** start Records for this task **

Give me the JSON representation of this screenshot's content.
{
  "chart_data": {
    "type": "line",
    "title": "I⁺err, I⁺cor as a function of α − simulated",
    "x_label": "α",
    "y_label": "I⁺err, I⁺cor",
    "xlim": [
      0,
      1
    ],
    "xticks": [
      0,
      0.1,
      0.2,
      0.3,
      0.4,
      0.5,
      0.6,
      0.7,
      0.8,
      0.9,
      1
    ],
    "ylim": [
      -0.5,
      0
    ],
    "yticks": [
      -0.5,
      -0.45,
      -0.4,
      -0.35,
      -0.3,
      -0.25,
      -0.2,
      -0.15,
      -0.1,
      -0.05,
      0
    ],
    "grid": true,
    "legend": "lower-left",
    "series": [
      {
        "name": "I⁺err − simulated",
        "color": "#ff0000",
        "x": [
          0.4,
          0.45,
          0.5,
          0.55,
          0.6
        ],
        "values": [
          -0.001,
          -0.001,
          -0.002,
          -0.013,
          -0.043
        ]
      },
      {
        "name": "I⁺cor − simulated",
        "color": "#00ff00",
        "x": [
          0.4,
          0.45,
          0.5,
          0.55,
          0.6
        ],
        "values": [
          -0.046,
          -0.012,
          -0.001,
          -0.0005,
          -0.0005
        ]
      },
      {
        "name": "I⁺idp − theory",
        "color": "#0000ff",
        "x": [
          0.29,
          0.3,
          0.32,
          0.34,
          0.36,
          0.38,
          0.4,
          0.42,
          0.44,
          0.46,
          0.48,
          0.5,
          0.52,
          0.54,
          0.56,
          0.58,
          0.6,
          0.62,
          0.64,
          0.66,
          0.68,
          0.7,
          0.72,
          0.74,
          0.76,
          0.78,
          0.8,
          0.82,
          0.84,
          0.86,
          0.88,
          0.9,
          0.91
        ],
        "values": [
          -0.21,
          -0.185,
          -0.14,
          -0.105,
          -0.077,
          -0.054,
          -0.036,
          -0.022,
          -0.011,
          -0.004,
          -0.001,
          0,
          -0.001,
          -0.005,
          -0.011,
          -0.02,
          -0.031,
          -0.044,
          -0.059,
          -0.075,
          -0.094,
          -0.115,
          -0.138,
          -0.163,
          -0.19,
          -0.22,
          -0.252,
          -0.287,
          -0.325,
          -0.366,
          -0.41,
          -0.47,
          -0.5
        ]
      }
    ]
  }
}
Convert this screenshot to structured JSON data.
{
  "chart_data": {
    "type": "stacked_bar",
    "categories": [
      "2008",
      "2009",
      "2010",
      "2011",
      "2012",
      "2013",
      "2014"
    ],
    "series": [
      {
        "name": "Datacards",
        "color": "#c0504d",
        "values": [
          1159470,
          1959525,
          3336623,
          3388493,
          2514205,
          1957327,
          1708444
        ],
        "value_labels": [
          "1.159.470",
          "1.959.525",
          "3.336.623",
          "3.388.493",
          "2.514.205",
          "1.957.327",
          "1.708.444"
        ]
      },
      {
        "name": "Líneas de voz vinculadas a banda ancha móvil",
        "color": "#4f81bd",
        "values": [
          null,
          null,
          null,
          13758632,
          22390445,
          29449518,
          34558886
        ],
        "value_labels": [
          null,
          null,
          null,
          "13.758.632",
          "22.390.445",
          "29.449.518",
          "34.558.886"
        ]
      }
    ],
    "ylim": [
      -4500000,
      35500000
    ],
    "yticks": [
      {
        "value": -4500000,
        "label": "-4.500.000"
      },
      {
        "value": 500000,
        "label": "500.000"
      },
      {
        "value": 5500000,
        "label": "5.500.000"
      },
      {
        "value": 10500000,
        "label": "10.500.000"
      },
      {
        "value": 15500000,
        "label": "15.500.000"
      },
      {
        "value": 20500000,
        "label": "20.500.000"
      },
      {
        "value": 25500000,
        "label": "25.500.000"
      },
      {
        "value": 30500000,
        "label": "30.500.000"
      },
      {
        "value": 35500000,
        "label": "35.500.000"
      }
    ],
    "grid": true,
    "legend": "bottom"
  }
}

** end Records for this task **

▶ Directions for this task
Return each entry from the material above exactly as it appears.

▶ Exercise answer
Give me the JSON representation of this screenshot's content.
{
  "chart_data": {
    "type": "line",
    "title": "I⁺err, I⁺cor as a function of α − simulated",
    "x_label": "α",
    "y_label": "I⁺err, I⁺cor",
    "xlim": [
      0,
      1
    ],
    "xticks": [
      0,
      0.1,
      0.2,
      0.3,
      0.4,
      0.5,
      0.6,
      0.7,
      0.8,
      0.9,
      1
    ],
    "ylim": [
      -0.5,
      0
    ],
    "yticks": [
      -0.5,
      -0.45,
      -0.4,
      -0.35,
      -0.3,
      -0.25,
      -0.2,
      -0.15,
      -0.1,
      -0.05,
      0
    ],
    "grid": true,
    "legend": "lower-left",
    "series": [
      {
        "name": "I⁺err − simulated",
        "color": "#ff0000",
        "x": [
          0.4,
          0.45,
          0.5,
          0.55,
          0.6
        ],
        "values": [
          -0.001,
          -0.001,
          -0.002,
          -0.013,
          -0.043
        ]
      },
      {
        "name": "I⁺cor − simulated",
        "color": "#00ff00",
        "x": [
          0.4,
          0.45,
          0.5,
          0.55,
          0.6
        ],
        "values": [
          -0.046,
          -0.012,
          -0.001,
          -0.0005,
          -0.0005
        ]
      },
      {
        "name": "I⁺idp − theory",
        "color": "#0000ff",
        "x": [
          0.29,
          0.3,
          0.32,
          0.34,
          0.36,
          0.38,
          0.4,
          0.42,
          0.44,
          0.46,
          0.48,
          0.5,
          0.52,
          0.54,
          0.56,
          0.58,
          0.6,
          0.62,
          0.64,
          0.66,
          0.68,
          0.7,
          0.72,
          0.74,
          0.76,
          0.78,
          0.8,
          0.82,
          0.84,
          0.86,
          0.88,
          0.9,
          0.91
        ],
        "values": [
          -0.21,
          -0.185,
          -0.14,
          -0.105,
          -0.077,
          -0.054,
          -0.036,
          -0.022,
          -0.011,
          -0.004,
          -0.001,
          0,
          -0.001,
          -0.005,
          -0.011,
          -0.02,
          -0.031,
          -0.044,
          -0.059,
          -0.075,
          -0.094,
          -0.115,
          -0.138,
          -0.163,
          -0.19,
          -0.22,
          -0.252,
          -0.287,
          -0.325,
          -0.366,
          -0.41,
          -0.47,
          -0.5
        ]
      }
    ]
  }
}
Convert this screenshot to structured JSON data.
{
  "chart_data": {
    "type": "stacked_bar",
    "categories": [
      "2008",
      "2009",
      "2010",
      "2011",
      "2012",
      "2013",
      "2014"
    ],
    "series": [
      {
        "name": "Datacards",
        "color": "#c0504d",
        "values": [
          1159470,
          1959525,
          3336623,
          3388493,
          2514205,
          1957327,
          1708444
        ],
        "value_labels": [
          "1.159.470",
          "1.959.525",
          "3.336.623",
          "3.388.493",
          "2.514.205",
          "1.957.327",
          "1.708.444"
        ]
      },
      {
        "name": "Líneas de voz vinculadas a banda ancha móvil",
        "color": "#4f81bd",
        "values": [
          null,
          null,
          null,
          13758632,
          22390445,
          29449518,
          34558886
        ],
        "value_labels": [
          null,
          null,
          null,
          "13.758.632",
          "22.390.445",
          "29.449.518",
          "34.558.886"
        ]
      }
    ],
    "ylim": [
      -4500000,
      35500000
    ],
    "yticks": [
      {
        "value": -4500000,
        "label": "-4.500.000"
      },
      {
        "value": 500000,
        "label": "500.000"
      },
      {
        "value": 5500000,
        "label": "5.500.000"
      },
      {
        "value": 10500000,
        "label": "10.500.000"
      },
      {
        "value": 15500000,
        "label": "15.500.000"
      },
      {
        "value": 20500000,
        "label": "20.500.000"
      },
      {
        "value": 25500000,
        "label": "25.500.000"
      },
      {
        "value": 30500000,
        "label": "30.500.000"
      },
      {
        "value": 35500000,
        "label": "35.500.000"
      }
    ],
    "grid": true,
    "legend": "bottom"
  }
}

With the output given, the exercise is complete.